Each line that follows should be printed again exactly as it stands.

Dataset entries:
----------------------------------------
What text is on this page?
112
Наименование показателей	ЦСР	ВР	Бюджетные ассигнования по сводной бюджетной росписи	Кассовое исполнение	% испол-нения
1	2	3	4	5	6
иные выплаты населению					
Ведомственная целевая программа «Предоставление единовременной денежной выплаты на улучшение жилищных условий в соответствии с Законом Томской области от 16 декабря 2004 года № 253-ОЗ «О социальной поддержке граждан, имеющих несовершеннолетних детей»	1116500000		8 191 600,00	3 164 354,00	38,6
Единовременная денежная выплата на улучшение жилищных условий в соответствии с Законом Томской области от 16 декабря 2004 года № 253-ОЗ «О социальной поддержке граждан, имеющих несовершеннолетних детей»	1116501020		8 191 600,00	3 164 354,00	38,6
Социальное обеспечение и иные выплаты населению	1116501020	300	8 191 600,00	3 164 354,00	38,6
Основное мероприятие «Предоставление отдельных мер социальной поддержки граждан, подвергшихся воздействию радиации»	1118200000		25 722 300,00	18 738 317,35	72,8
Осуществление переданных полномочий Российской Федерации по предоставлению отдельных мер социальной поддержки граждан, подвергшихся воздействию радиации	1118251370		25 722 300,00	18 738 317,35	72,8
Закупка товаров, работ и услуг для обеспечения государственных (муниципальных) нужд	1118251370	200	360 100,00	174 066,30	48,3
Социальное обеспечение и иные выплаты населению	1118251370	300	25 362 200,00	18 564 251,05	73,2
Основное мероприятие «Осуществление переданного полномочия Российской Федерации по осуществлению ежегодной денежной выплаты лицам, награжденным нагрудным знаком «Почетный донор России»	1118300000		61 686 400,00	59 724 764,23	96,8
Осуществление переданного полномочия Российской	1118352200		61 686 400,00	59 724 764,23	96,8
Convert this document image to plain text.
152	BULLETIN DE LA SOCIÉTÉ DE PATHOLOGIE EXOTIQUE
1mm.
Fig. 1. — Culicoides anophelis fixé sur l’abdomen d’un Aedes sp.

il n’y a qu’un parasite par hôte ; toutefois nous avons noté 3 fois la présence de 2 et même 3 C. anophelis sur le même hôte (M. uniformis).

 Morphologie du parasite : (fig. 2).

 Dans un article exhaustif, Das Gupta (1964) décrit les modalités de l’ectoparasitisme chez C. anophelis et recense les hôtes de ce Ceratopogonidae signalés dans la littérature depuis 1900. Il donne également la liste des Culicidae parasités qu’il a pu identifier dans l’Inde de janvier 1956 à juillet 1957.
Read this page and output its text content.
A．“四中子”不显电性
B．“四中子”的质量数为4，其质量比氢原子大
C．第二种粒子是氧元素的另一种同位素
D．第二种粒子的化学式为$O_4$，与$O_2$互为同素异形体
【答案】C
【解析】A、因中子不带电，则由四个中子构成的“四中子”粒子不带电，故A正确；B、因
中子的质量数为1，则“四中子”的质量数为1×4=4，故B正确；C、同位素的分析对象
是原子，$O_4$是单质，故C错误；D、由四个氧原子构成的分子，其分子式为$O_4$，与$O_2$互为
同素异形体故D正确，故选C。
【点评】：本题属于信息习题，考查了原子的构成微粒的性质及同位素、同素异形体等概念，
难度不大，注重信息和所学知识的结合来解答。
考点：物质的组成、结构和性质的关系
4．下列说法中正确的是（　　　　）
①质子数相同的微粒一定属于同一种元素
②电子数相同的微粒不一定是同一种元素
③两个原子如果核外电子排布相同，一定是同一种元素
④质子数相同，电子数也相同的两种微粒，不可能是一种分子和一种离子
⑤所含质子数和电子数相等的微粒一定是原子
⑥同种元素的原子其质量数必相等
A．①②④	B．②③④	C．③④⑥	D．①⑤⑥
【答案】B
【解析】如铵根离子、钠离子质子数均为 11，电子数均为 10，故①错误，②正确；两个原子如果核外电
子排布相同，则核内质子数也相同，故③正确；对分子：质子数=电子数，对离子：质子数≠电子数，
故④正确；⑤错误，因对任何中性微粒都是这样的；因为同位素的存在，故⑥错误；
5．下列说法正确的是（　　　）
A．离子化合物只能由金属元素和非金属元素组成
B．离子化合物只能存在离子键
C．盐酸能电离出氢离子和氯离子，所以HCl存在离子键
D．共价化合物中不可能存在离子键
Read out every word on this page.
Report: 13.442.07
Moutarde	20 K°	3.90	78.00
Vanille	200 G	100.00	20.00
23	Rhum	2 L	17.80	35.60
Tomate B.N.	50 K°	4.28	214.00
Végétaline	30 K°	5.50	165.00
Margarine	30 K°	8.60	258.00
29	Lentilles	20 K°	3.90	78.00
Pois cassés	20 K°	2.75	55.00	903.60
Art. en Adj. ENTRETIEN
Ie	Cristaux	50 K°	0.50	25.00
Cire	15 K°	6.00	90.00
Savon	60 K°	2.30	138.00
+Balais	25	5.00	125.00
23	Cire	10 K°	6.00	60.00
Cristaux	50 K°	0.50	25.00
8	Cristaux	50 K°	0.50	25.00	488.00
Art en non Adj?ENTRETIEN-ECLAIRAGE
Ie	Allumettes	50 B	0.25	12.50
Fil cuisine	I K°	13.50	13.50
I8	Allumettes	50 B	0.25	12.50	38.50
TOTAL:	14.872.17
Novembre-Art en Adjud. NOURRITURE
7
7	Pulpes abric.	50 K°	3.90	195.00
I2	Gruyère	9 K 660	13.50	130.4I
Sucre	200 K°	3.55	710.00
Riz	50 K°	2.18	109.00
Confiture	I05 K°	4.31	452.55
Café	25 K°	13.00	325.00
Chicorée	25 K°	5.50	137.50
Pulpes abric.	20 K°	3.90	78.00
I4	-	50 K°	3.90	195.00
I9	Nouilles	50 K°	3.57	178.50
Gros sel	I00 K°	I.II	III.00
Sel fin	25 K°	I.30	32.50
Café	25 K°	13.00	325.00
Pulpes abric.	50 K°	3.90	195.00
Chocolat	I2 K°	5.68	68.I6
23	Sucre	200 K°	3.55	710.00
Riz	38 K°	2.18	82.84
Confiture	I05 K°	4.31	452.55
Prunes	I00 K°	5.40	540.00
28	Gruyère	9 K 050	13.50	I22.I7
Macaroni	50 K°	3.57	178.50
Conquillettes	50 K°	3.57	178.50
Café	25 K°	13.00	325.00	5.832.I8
----------------------------------------
• **Exercise result**
What text is on this page?
112
Наименование показателей	ЦСР	ВР	Бюджетные ассигнования по сводной бюджетной росписи	Кассовое исполнение	% испол-нения
1	2	3	4	5	6
иные выплаты населению					
Ведомственная целевая программа «Предоставление единовременной денежной выплаты на улучшение жилищных условий в соответствии с Законом Томской области от 16 декабря 2004 года № 253-ОЗ «О социальной поддержке граждан, имеющих несовершеннолетних детей»	1116500000		8 191 600,00	3 164 354,00	38,6
Единовременная денежная выплата на улучшение жилищных условий в соответствии с Законом Томской области от 16 декабря 2004 года № 253-ОЗ «О социальной поддержке граждан, имеющих несовершеннолетних детей»	1116501020		8 191 600,00	3 164 354,00	38,6
Социальное обеспечение и иные выплаты населению	1116501020	300	8 191 600,00	3 164 354,00	38,6
Основное мероприятие «Предоставление отдельных мер социальной поддержки граждан, подвергшихся воздействию радиации»	1118200000		25 722 300,00	18 738 317,35	72,8
Осуществление переданных полномочий Российской Федерации по предоставлению отдельных мер социальной поддержки граждан, подвергшихся воздействию радиации	1118251370		25 722 300,00	18 738 317,35	72,8
Закупка товаров, работ и услуг для обеспечения государственных (муниципальных) нужд	1118251370	200	360 100,00	174 066,30	48,3
Социальное обеспечение и иные выплаты населению	1118251370	300	25 362 200,00	18 564 251,05	73,2
Основное мероприятие «Осуществление переданного полномочия Российской Федерации по осуществлению ежегодной денежной выплаты лицам, награжденным нагрудным знаком «Почетный донор России»	1118300000		61 686 400,00	59 724 764,23	96,8
Осуществление переданного полномочия Российской	1118352200		61 686 400,00	59 724 764,23	96,8
Convert this document image to plain text.
152	BULLETIN DE LA SOCIÉTÉ DE PATHOLOGIE EXOTIQUE
1mm.
Fig. 1. — Culicoides anophelis fixé sur l’abdomen d’un Aedes sp.

il n’y a qu’un parasite par hôte ; toutefois nous avons noté 3 fois la présence de 2 et même 3 C. anophelis sur le même hôte (M. uniformis).

 Morphologie du parasite : (fig. 2).

 Dans un article exhaustif, Das Gupta (1964) décrit les modalités de l’ectoparasitisme chez C. anophelis et recense les hôtes de ce Ceratopogonidae signalés dans la littérature depuis 1900. Il donne également la liste des Culicidae parasités qu’il a pu identifier dans l’Inde de janvier 1956 à juillet 1957.
Read this page and output its text content.
A．“四中子”不显电性
B．“四中子”的质量数为4，其质量比氢原子大
C．第二种粒子是氧元素的另一种同位素
D．第二种粒子的化学式为$O_4$，与$O_2$互为同素异形体
【答案】C
【解析】A、因中子不带电，则由四个中子构成的“四中子”粒子不带电，故A正确；B、因
中子的质量数为1，则“四中子”的质量数为1×4=4，故B正确；C、同位素的分析对象
是原子，$O_4$是单质，故C错误；D、由四个氧原子构成的分子，其分子式为$O_4$，与$O_2$互为
同素异形体故D正确，故选C。
【点评】：本题属于信息习题，考查了原子的构成微粒的性质及同位素、同素异形体等概念，
难度不大，注重信息和所学知识的结合来解答。
考点：物质的组成、结构和性质的关系
4．下列说法中正确的是（　　　　）
①质子数相同的微粒一定属于同一种元素
②电子数相同的微粒不一定是同一种元素
③两个原子如果核外电子排布相同，一定是同一种元素
④质子数相同，电子数也相同的两种微粒，不可能是一种分子和一种离子
⑤所含质子数和电子数相等的微粒一定是原子
⑥同种元素的原子其质量数必相等
A．①②④	B．②③④	C．③④⑥	D．①⑤⑥
【答案】B
【解析】如铵根离子、钠离子质子数均为 11，电子数均为 10，故①错误，②正确；两个原子如果核外电
子排布相同，则核内质子数也相同，故③正确；对分子：质子数=电子数，对离子：质子数≠电子数，
故④正确；⑤错误，因对任何中性微粒都是这样的；因为同位素的存在，故⑥错误；
5．下列说法正确的是（　　　）
A．离子化合物只能由金属元素和非金属元素组成
B．离子化合物只能存在离子键
C．盐酸能电离出氢离子和氯离子，所以HCl存在离子键
D．共价化合物中不可能存在离子键
Read out every word on this page.
Report: 13.442.07
Moutarde	20 K°	3.90	78.00
Vanille	200 G	100.00	20.00
23	Rhum	2 L	17.80	35.60
Tomate B.N.	50 K°	4.28	214.00
Végétaline	30 K°	5.50	165.00
Margarine	30 K°	8.60	258.00
29	Lentilles	20 K°	3.90	78.00
Pois cassés	20 K°	2.75	55.00	903.60
Art. en Adj. ENTRETIEN
Ie	Cristaux	50 K°	0.50	25.00
Cire	15 K°	6.00	90.00
Savon	60 K°	2.30	138.00
+Balais	25	5.00	125.00
23	Cire	10 K°	6.00	60.00
Cristaux	50 K°	0.50	25.00
8	Cristaux	50 K°	0.50	25.00	488.00
Art en non Adj?ENTRETIEN-ECLAIRAGE
Ie	Allumettes	50 B	0.25	12.50
Fil cuisine	I K°	13.50	13.50
I8	Allumettes	50 B	0.25	12.50	38.50
TOTAL:	14.872.17
Novembre-Art en Adjud. NOURRITURE
7
7	Pulpes abric.	50 K°	3.90	195.00
I2	Gruyère	9 K 660	13.50	130.4I
Sucre	200 K°	3.55	710.00
Riz	50 K°	2.18	109.00
Confiture	I05 K°	4.31	452.55
Café	25 K°	13.00	325.00
Chicorée	25 K°	5.50	137.50
Pulpes abric.	20 K°	3.90	78.00
I4	-	50 K°	3.90	195.00
I9	Nouilles	50 K°	3.57	178.50
Gros sel	I00 K°	I.II	III.00
Sel fin	25 K°	I.30	32.50
Café	25 K°	13.00	325.00
Pulpes abric.	50 K°	3.90	195.00
Chocolat	I2 K°	5.68	68.I6
23	Sucre	200 K°	3.55	710.00
Riz	38 K°	2.18	82.84
Confiture	I05 K°	4.31	452.55
Prunes	I00 K°	5.40	540.00
28	Gruyère	9 K 050	13.50	I22.I7
Macaroni	50 K°	3.57	178.50
Conquillettes	50 K°	3.57	178.50
Café	25 K°	13.00	325.00	5.832.I8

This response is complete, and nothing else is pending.